- [Set problem]: Extract all data as written.

- [Listing]:

★ ★ ★ ★ ★

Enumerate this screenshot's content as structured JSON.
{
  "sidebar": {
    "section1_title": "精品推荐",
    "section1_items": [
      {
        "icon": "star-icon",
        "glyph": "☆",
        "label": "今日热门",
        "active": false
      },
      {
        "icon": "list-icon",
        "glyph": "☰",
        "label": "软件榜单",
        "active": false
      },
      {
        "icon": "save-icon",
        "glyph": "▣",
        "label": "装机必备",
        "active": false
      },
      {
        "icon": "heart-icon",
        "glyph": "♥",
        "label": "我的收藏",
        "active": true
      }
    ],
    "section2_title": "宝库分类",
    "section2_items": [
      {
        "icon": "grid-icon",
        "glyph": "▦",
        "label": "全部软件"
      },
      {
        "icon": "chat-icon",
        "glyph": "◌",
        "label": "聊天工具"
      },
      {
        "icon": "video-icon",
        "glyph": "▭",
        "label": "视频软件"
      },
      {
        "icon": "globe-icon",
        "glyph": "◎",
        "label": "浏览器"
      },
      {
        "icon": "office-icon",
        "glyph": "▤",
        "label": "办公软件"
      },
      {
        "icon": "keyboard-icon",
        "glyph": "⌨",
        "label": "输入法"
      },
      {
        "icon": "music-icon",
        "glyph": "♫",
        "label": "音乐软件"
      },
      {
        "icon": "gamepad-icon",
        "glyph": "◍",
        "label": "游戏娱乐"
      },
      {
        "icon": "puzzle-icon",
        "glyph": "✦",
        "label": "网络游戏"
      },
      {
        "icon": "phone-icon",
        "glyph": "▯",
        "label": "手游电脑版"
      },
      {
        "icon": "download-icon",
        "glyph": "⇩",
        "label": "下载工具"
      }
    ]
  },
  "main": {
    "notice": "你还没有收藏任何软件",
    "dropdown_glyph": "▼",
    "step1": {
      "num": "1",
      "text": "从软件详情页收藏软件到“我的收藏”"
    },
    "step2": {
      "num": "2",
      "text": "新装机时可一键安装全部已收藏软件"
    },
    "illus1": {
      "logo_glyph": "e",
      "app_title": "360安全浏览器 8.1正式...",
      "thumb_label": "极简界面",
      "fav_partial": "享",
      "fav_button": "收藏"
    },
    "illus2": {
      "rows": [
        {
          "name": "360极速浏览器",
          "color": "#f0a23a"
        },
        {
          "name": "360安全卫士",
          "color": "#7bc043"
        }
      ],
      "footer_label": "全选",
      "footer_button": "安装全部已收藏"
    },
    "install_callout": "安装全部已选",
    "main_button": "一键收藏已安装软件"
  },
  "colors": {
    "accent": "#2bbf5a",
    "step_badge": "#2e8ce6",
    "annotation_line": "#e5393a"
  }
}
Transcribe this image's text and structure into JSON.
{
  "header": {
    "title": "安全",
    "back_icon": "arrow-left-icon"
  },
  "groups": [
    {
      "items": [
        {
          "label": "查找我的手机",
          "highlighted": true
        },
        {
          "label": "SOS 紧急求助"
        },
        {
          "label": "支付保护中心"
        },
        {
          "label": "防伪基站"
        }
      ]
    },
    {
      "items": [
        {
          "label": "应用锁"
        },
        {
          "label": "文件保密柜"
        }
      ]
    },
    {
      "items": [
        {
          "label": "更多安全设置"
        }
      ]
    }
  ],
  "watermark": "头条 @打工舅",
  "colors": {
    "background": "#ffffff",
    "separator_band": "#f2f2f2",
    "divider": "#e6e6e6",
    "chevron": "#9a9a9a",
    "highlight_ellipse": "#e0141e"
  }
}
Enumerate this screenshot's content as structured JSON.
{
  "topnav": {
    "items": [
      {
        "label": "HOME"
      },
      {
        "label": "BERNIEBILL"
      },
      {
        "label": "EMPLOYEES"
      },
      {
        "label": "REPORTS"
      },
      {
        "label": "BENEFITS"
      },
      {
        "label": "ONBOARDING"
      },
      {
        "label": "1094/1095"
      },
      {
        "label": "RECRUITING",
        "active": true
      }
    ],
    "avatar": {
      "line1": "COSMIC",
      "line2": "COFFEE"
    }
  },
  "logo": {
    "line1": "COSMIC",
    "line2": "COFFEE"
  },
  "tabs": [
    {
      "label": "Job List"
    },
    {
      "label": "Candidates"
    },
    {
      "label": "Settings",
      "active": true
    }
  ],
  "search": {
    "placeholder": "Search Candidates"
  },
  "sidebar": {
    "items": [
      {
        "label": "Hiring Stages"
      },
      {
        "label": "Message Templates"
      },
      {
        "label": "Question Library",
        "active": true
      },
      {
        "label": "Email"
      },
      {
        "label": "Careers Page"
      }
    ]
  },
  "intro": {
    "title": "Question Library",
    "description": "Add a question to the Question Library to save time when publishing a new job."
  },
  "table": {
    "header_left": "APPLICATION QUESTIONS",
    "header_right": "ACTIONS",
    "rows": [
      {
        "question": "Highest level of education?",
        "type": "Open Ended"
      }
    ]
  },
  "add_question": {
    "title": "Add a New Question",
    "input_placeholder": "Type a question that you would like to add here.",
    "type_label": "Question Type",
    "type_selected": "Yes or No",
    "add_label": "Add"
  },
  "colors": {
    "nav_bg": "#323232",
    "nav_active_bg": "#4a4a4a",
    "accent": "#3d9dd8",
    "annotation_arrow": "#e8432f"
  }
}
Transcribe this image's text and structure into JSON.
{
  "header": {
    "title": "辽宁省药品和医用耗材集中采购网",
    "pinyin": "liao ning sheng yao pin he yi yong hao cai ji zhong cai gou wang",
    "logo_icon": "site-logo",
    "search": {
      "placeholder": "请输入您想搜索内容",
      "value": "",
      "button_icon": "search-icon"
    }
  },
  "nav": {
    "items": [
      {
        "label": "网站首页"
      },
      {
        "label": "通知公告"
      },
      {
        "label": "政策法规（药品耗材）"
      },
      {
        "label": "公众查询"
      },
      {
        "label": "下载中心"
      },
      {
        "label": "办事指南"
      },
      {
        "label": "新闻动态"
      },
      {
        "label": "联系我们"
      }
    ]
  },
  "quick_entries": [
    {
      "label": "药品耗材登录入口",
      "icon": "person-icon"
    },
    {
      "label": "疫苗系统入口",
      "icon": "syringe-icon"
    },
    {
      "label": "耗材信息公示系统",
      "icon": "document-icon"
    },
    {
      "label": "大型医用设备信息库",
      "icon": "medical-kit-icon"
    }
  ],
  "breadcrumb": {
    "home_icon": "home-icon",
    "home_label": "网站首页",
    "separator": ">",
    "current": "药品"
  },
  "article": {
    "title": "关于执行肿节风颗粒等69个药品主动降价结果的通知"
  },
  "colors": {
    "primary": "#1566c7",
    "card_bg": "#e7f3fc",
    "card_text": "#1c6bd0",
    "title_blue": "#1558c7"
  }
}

★ ★ ★ ★ ★

- [Final result]:
Enumerate this screenshot's content as structured JSON.
{
  "sidebar": {
    "section1_title": "精品推荐",
    "section1_items": [
      {
        "icon": "star-icon",
        "glyph": "☆",
        "label": "今日热门",
        "active": false
      },
      {
        "icon": "list-icon",
        "glyph": "☰",
        "label": "软件榜单",
        "active": false
      },
      {
        "icon": "save-icon",
        "glyph": "▣",
        "label": "装机必备",
        "active": false
      },
      {
        "icon": "heart-icon",
        "glyph": "♥",
        "label": "我的收藏",
        "active": true
      }
    ],
    "section2_title": "宝库分类",
    "section2_items": [
      {
        "icon": "grid-icon",
        "glyph": "▦",
        "label": "全部软件"
      },
      {
        "icon": "chat-icon",
        "glyph": "◌",
        "label": "聊天工具"
      },
      {
        "icon": "video-icon",
        "glyph": "▭",
        "label": "视频软件"
      },
      {
        "icon": "globe-icon",
        "glyph": "◎",
        "label": "浏览器"
      },
      {
        "icon": "office-icon",
        "glyph": "▤",
        "label": "办公软件"
      },
      {
        "icon": "keyboard-icon",
        "glyph": "⌨",
        "label": "输入法"
      },
      {
        "icon": "music-icon",
        "glyph": "♫",
        "label": "音乐软件"
      },
      {
        "icon": "gamepad-icon",
        "glyph": "◍",
        "label": "游戏娱乐"
      },
      {
        "icon": "puzzle-icon",
        "glyph": "✦",
        "label": "网络游戏"
      },
      {
        "icon": "phone-icon",
        "glyph": "▯",
        "label": "手游电脑版"
      },
      {
        "icon": "download-icon",
        "glyph": "⇩",
        "label": "下载工具"
      }
    ]
  },
  "main": {
    "notice": "你还没有收藏任何软件",
    "dropdown_glyph": "▼",
    "step1": {
      "num": "1",
      "text": "从软件详情页收藏软件到“我的收藏”"
    },
    "step2": {
      "num": "2",
      "text": "新装机时可一键安装全部已收藏软件"
    },
    "illus1": {
      "logo_glyph": "e",
      "app_title": "360安全浏览器 8.1正式...",
      "thumb_label": "极简界面",
      "fav_partial": "享",
      "fav_button": "收藏"
    },
    "illus2": {
      "rows": [
        {
          "name": "360极速浏览器",
          "color": "#f0a23a"
        },
        {
          "name": "360安全卫士",
          "color": "#7bc043"
        }
      ],
      "footer_label": "全选",
      "footer_button": "安装全部已收藏"
    },
    "install_callout": "安装全部已选",
    "main_button": "一键收藏已安装软件"
  },
  "colors": {
    "accent": "#2bbf5a",
    "step_badge": "#2e8ce6",
    "annotation_line": "#e5393a"
  }
}
Transcribe this image's text and structure into JSON.
{
  "header": {
    "title": "安全",
    "back_icon": "arrow-left-icon"
  },
  "groups": [
    {
      "items": [
        {
          "label": "查找我的手机",
          "highlighted": true
        },
        {
          "label": "SOS 紧急求助"
        },
        {
          "label": "支付保护中心"
        },
        {
          "label": "防伪基站"
        }
      ]
    },
    {
      "items": [
        {
          "label": "应用锁"
        },
        {
          "label": "文件保密柜"
        }
      ]
    },
    {
      "items": [
        {
          "label": "更多安全设置"
        }
      ]
    }
  ],
  "watermark": "头条 @打工舅",
  "colors": {
    "background": "#ffffff",
    "separator_band": "#f2f2f2",
    "divider": "#e6e6e6",
    "chevron": "#9a9a9a",
    "highlight_ellipse": "#e0141e"
  }
}
Enumerate this screenshot's content as structured JSON.
{
  "topnav": {
    "items": [
      {
        "label": "HOME"
      },
      {
        "label": "BERNIEBILL"
      },
      {
        "label": "EMPLOYEES"
      },
      {
        "label": "REPORTS"
      },
      {
        "label": "BENEFITS"
      },
      {
        "label": "ONBOARDING"
      },
      {
        "label": "1094/1095"
      },
      {
        "label": "RECRUITING",
        "active": true
      }
    ],
    "avatar": {
      "line1": "COSMIC",
      "line2": "COFFEE"
    }
  },
  "logo": {
    "line1": "COSMIC",
    "line2": "COFFEE"
  },
  "tabs": [
    {
      "label": "Job List"
    },
    {
      "label": "Candidates"
    },
    {
      "label": "Settings",
      "active": true
    }
  ],
  "search": {
    "placeholder": "Search Candidates"
  },
  "sidebar": {
    "items": [
      {
        "label": "Hiring Stages"
      },
      {
        "label": "Message Templates"
      },
      {
        "label": "Question Library",
        "active": true
      },
      {
        "label": "Email"
      },
      {
        "label": "Careers Page"
      }
    ]
  },
  "intro": {
    "title": "Question Library",
    "description": "Add a question to the Question Library to save time when publishing a new job."
  },
  "table": {
    "header_left": "APPLICATION QUESTIONS",
    "header_right": "ACTIONS",
    "rows": [
      {
        "question": "Highest level of education?",
        "type": "Open Ended"
      }
    ]
  },
  "add_question": {
    "title": "Add a New Question",
    "input_placeholder": "Type a question that you would like to add here.",
    "type_label": "Question Type",
    "type_selected": "Yes or No",
    "add_label": "Add"
  },
  "colors": {
    "nav_bg": "#323232",
    "nav_active_bg": "#4a4a4a",
    "accent": "#3d9dd8",
    "annotation_arrow": "#e8432f"
  }
}
Transcribe this image's text and structure into JSON.
{
  "header": {
    "title": "辽宁省药品和医用耗材集中采购网",
    "pinyin": "liao ning sheng yao pin he yi yong hao cai ji zhong cai gou wang",
    "logo_icon": "site-logo",
    "search": {
      "placeholder": "请输入您想搜索内容",
      "value": "",
      "button_icon": "search-icon"
    }
  },
  "nav": {
    "items": [
      {
        "label": "网站首页"
      },
      {
        "label": "通知公告"
      },
      {
        "label": "政策法规（药品耗材）"
      },
      {
        "label": "公众查询"
      },
      {
        "label": "下载中心"
      },
      {
        "label": "办事指南"
      },
      {
        "label": "新闻动态"
      },
      {
        "label": "联系我们"
      }
    ]
  },
  "quick_entries": [
    {
      "label": "药品耗材登录入口",
      "icon": "person-icon"
    },
    {
      "label": "疫苗系统入口",
      "icon": "syringe-icon"
    },
    {
      "label": "耗材信息公示系统",
      "icon": "document-icon"
    },
    {
      "label": "大型医用设备信息库",
      "icon": "medical-kit-icon"
    }
  ],
  "breadcrumb": {
    "home_icon": "home-icon",
    "home_label": "网站首页",
    "separator": ">",
    "current": "药品"
  },
  "article": {
    "title": "关于执行肿节风颗粒等69个药品主动降价结果的通知"
  },
  "colors": {
    "primary": "#1566c7",
    "card_bg": "#e7f3fc",
    "card_text": "#1c6bd0",
    "title_blue": "#1558c7"
  }
}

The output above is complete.